═════ MATERIAL PROVIDED ═════
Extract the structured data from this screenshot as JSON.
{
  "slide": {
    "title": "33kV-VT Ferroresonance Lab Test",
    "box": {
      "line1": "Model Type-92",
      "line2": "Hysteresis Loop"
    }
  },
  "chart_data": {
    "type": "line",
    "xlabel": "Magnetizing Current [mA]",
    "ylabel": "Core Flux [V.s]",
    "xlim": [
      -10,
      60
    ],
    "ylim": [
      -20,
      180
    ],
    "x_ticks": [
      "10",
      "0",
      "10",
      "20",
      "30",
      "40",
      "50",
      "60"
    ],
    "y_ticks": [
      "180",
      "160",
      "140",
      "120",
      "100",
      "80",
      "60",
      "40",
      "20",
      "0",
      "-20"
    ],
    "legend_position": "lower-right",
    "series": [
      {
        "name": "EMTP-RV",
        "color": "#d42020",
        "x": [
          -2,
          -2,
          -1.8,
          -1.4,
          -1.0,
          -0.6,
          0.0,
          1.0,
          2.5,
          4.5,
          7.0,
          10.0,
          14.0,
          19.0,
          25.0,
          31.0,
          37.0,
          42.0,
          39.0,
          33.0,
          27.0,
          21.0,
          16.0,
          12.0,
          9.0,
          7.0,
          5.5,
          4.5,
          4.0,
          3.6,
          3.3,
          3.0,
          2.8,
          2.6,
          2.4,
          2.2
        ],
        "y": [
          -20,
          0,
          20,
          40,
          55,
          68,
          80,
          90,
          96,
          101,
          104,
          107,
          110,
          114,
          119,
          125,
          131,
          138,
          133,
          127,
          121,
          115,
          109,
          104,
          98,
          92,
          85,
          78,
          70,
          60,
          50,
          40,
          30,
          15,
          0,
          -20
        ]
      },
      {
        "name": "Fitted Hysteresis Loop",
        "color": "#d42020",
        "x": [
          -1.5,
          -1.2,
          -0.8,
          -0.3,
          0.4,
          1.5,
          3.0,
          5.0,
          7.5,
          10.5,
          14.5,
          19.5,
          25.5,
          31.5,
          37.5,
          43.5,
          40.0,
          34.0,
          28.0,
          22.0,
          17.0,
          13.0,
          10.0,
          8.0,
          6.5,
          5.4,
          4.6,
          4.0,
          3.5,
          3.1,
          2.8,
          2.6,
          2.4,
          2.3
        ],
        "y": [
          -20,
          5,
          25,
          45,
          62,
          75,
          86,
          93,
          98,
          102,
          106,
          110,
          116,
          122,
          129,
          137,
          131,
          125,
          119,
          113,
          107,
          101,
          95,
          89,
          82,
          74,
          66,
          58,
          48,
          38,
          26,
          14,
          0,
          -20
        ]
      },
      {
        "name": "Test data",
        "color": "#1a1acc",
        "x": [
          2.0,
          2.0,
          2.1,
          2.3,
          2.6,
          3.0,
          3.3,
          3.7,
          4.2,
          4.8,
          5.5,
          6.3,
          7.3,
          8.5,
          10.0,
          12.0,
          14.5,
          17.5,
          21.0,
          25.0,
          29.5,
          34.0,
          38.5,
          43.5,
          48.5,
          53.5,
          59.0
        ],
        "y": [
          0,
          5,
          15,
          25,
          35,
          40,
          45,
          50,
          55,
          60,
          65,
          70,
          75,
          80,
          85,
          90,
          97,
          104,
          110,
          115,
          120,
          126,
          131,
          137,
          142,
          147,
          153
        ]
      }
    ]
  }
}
═════
TASK DETAILS: Every record should be repeated exactly; please leave none out.

SOLVED EXERCISE:
Extract the structured data from this screenshot as JSON.
{
  "slide": {
    "title": "33kV-VT Ferroresonance Lab Test",
    "box": {
      "line1": "Model Type-92",
      "line2": "Hysteresis Loop"
    }
  },
  "chart_data": {
    "type": "line",
    "xlabel": "Magnetizing Current [mA]",
    "ylabel": "Core Flux [V.s]",
    "xlim": [
      -10,
      60
    ],
    "ylim": [
      -20,
      180
    ],
    "x_ticks": [
      "10",
      "0",
      "10",
      "20",
      "30",
      "40",
      "50",
      "60"
    ],
    "y_ticks": [
      "180",
      "160",
      "140",
      "120",
      "100",
      "80",
      "60",
      "40",
      "20",
      "0",
      "-20"
    ],
    "legend_position": "lower-right",
    "series": [
      {
        "name": "EMTP-RV",
        "color": "#d42020",
        "x": [
          -2,
          -2,
          -1.8,
          -1.4,
          -1.0,
          -0.6,
          0.0,
          1.0,
          2.5,
          4.5,
          7.0,
          10.0,
          14.0,
          19.0,
          25.0,
          31.0,
          37.0,
          42.0,
          39.0,
          33.0,
          27.0,
          21.0,
          16.0,
          12.0,
          9.0,
          7.0,
          5.5,
          4.5,
          4.0,
          3.6,
          3.3,
          3.0,
          2.8,
          2.6,
          2.4,
          2.2
        ],
        "y": [
          -20,
          0,
          20,
          40,
          55,
          68,
          80,
          90,
          96,
          101,
          104,
          107,
          110,
          114,
          119,
          125,
          131,
          138,
          133,
          127,
          121,
          115,
          109,
          104,
          98,
          92,
          85,
          78,
          70,
          60,
          50,
          40,
          30,
          15,
          0,
          -20
        ]
      },
      {
        "name": "Fitted Hysteresis Loop",
        "color": "#d42020",
        "x": [
          -1.5,
          -1.2,
          -0.8,
          -0.3,
          0.4,
          1.5,
          3.0,
          5.0,
          7.5,
          10.5,
          14.5,
          19.5,
          25.5,
          31.5,
          37.5,
          43.5,
          40.0,
          34.0,
          28.0,
          22.0,
          17.0,
          13.0,
          10.0,
          8.0,
          6.5,
          5.4,
          4.6,
          4.0,
          3.5,
          3.1,
          2.8,
          2.6,
          2.4,
          2.3
        ],
        "y": [
          -20,
          5,
          25,
          45,
          62,
          75,
          86,
          93,
          98,
          102,
          106,
          110,
          116,
          122,
          129,
          137,
          131,
          125,
          119,
          113,
          107,
          101,
          95,
          89,
          82,
          74,
          66,
          58,
          48,
          38,
          26,
          14,
          0,
          -20
        ]
      },
      {
        "name": "Test data",
        "color": "#1a1acc",
        "x": [
          2.0,
          2.0,
          2.1,
          2.3,
          2.6,
          3.0,
          3.3,
          3.7,
          4.2,
          4.8,
          5.5,
          6.3,
          7.3,
          8.5,
          10.0,
          12.0,
          14.5,
          17.5,
          21.0,
          25.0,
          29.5,
          34.0,
          38.5,
          43.5,
          48.5,
          53.5,
          59.0
        ],
        "y": [
          0,
          5,
          15,
          25,
          35,
          40,
          45,
          50,
          55,
          60,
          65,
          70,
          75,
          80,
          85,
          90,
          97,
          104,
          110,
          115,
          120,
          126,
          131,
          137,
          142,
          147,
          153
        ]
      }
    ]
  }
}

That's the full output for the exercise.